- SUPPLIED MATERIAL
--- Start ---

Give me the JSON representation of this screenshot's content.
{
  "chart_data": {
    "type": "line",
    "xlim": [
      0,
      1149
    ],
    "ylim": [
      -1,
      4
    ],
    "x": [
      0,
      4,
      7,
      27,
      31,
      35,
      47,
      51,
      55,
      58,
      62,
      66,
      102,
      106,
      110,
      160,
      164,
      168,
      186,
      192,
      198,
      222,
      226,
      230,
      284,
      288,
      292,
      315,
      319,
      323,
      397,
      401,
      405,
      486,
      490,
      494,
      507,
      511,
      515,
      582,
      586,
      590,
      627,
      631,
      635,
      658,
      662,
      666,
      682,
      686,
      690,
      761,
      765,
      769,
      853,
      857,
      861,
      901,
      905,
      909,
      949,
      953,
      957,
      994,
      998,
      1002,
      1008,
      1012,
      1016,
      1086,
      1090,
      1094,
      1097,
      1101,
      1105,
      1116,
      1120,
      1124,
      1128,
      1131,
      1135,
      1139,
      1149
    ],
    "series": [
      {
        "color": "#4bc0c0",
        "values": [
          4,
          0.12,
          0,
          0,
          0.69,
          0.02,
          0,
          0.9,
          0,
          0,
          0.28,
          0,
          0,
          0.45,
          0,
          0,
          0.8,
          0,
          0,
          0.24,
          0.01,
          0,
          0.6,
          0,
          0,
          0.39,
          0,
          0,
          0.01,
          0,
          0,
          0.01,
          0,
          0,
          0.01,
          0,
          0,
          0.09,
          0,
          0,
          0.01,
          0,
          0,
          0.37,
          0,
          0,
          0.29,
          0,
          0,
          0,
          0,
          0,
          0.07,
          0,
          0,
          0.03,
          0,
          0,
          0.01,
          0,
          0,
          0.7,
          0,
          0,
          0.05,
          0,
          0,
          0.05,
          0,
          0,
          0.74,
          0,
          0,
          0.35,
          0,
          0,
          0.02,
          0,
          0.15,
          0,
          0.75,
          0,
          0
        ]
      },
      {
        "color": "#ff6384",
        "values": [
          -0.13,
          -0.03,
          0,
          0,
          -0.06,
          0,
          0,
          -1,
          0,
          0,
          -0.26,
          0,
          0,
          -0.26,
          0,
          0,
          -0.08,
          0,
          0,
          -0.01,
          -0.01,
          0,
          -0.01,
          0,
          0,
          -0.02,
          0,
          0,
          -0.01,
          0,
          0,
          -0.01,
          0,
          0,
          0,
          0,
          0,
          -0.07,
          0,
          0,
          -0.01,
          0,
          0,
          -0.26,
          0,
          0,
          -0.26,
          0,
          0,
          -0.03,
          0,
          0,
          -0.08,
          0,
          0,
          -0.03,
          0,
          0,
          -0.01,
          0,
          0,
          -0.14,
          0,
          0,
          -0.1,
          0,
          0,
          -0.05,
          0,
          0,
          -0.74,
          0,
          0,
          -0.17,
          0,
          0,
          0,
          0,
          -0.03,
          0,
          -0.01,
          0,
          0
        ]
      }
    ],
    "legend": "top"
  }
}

--- End ---
--- Start ---

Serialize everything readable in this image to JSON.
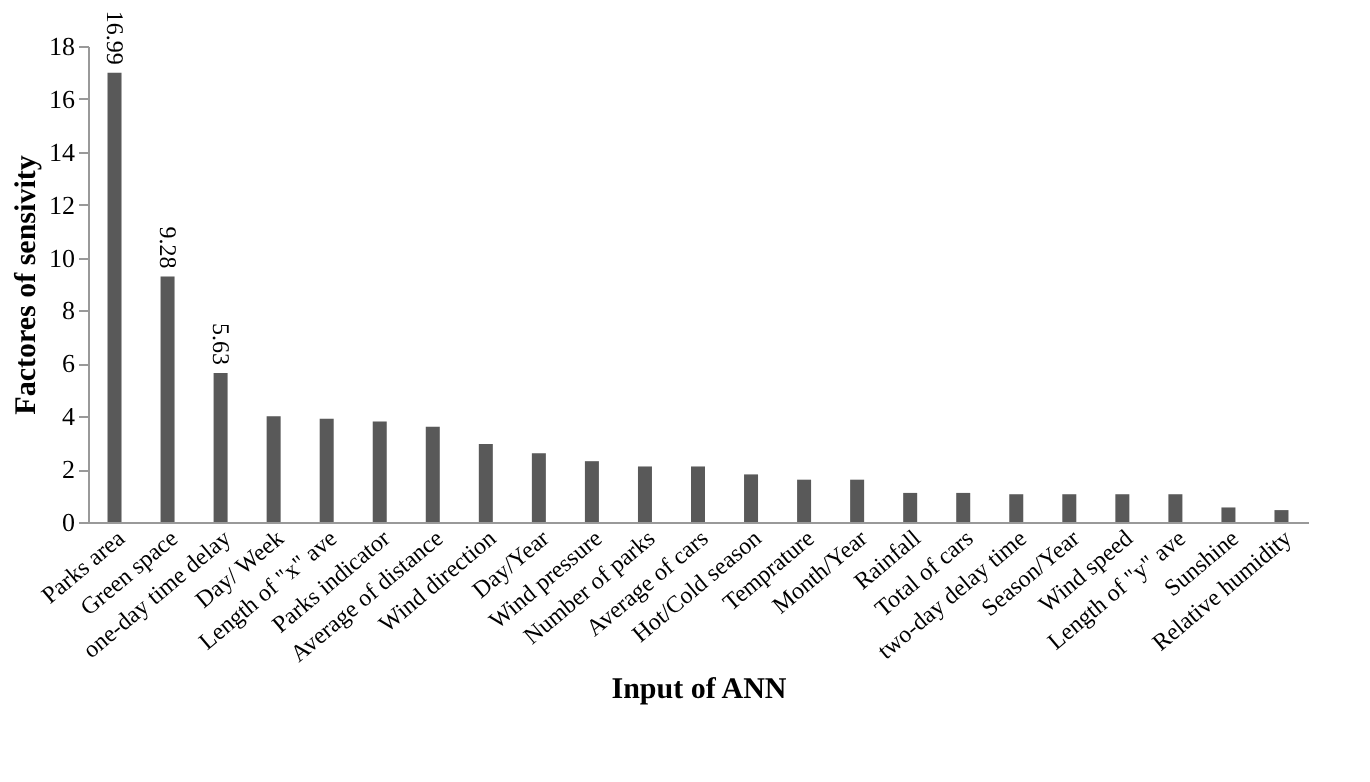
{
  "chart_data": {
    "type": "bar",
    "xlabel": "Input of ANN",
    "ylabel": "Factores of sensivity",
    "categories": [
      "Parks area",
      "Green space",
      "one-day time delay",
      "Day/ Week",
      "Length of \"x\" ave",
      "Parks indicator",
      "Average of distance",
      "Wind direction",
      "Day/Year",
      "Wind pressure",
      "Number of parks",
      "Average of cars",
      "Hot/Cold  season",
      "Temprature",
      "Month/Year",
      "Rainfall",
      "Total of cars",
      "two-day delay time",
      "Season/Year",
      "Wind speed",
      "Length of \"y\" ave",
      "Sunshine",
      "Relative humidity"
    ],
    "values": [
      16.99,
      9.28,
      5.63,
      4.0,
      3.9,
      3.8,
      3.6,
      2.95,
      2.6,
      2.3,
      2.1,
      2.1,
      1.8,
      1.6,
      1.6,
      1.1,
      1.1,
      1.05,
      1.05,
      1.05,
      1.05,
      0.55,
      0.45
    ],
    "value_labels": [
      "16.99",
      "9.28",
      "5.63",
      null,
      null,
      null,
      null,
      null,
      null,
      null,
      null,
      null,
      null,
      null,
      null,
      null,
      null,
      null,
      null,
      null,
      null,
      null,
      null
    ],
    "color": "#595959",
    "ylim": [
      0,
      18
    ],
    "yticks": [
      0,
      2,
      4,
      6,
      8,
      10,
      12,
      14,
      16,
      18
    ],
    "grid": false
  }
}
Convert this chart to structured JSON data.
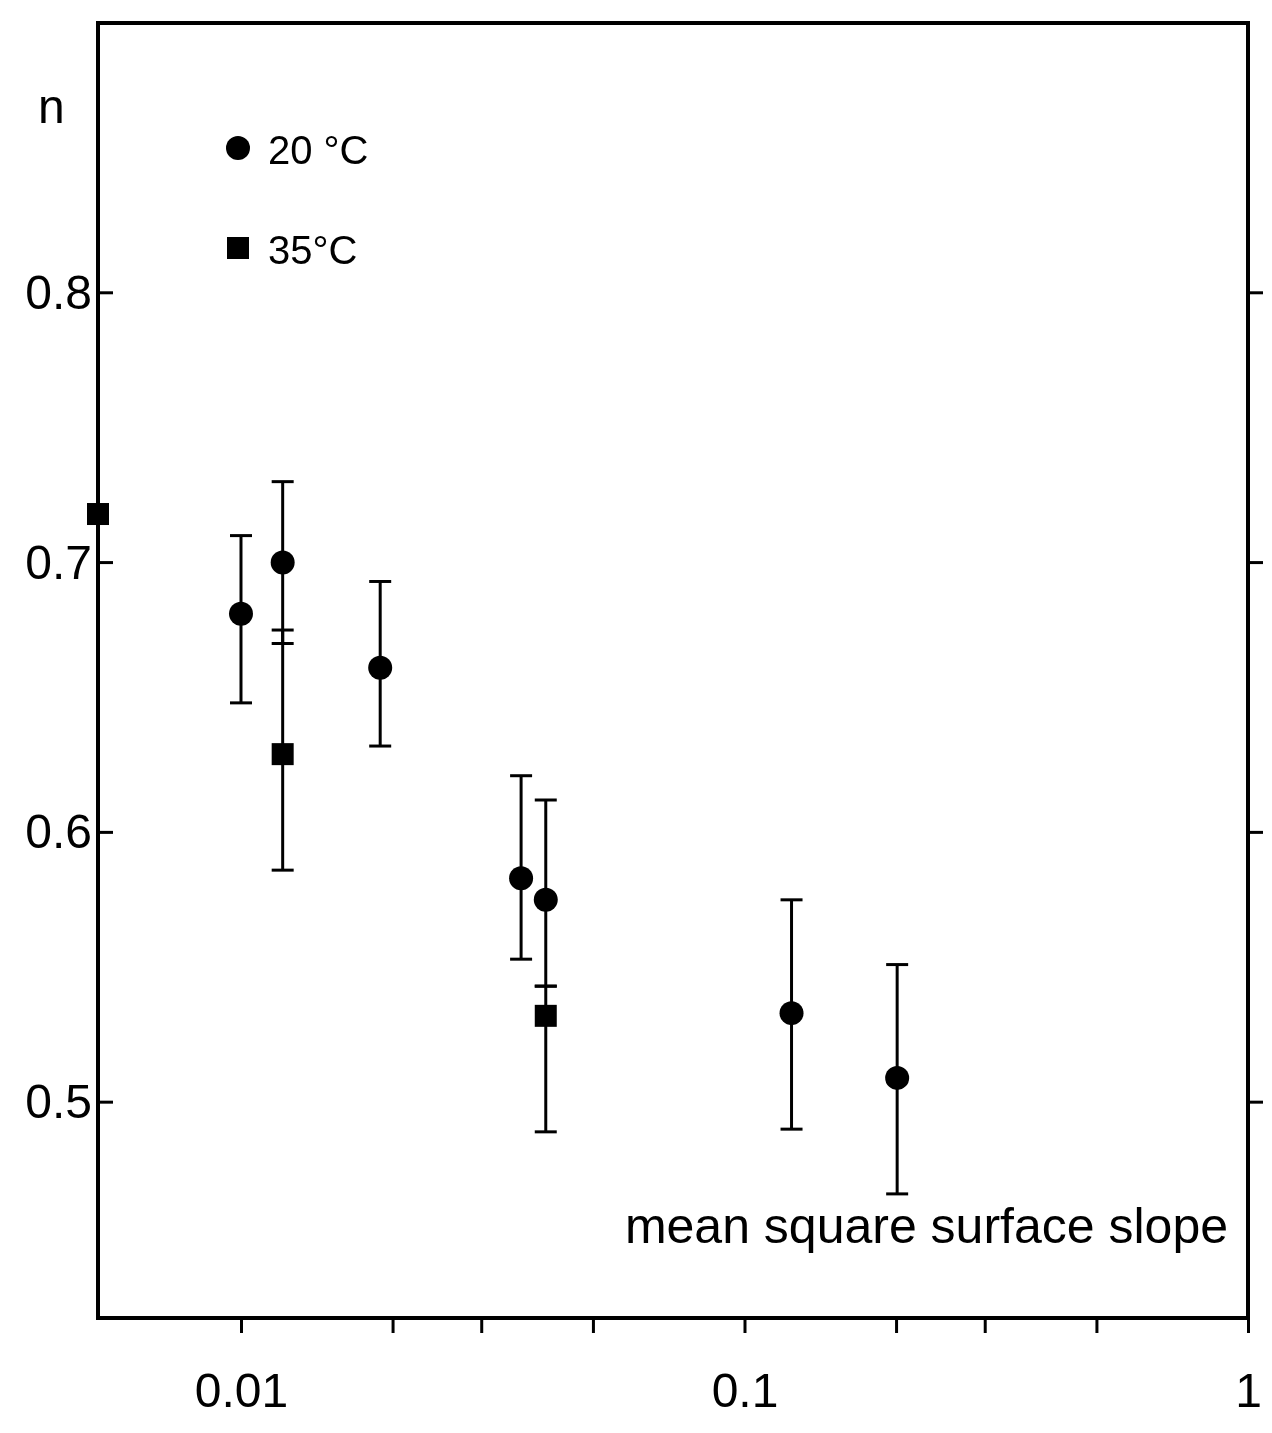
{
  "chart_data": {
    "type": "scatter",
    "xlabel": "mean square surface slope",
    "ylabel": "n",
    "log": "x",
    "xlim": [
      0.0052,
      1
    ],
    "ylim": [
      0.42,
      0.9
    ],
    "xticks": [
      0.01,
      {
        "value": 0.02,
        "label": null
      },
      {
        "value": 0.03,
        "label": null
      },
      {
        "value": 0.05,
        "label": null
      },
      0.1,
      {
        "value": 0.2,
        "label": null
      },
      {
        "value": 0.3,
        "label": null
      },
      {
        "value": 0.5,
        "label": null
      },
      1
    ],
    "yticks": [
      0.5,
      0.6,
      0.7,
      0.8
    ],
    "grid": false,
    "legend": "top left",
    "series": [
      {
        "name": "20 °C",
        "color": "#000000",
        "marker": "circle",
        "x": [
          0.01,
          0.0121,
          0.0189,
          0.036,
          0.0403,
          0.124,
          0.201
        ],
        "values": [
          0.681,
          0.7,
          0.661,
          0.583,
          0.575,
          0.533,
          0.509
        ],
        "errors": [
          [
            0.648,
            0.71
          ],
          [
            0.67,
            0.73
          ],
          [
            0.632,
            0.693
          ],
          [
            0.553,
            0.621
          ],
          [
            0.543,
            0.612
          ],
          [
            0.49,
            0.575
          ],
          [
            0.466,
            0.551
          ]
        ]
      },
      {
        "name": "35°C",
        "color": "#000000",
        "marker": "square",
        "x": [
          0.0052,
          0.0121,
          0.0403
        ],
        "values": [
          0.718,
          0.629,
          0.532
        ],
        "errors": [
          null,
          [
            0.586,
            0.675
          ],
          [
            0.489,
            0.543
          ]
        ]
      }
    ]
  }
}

--- End ---

- DIRECTIVE
Extract all lines of the records above that include "Wind".

- SOLUTION BELOW
      "Wind direction",
      "Wind pressure",
      "Wind speed",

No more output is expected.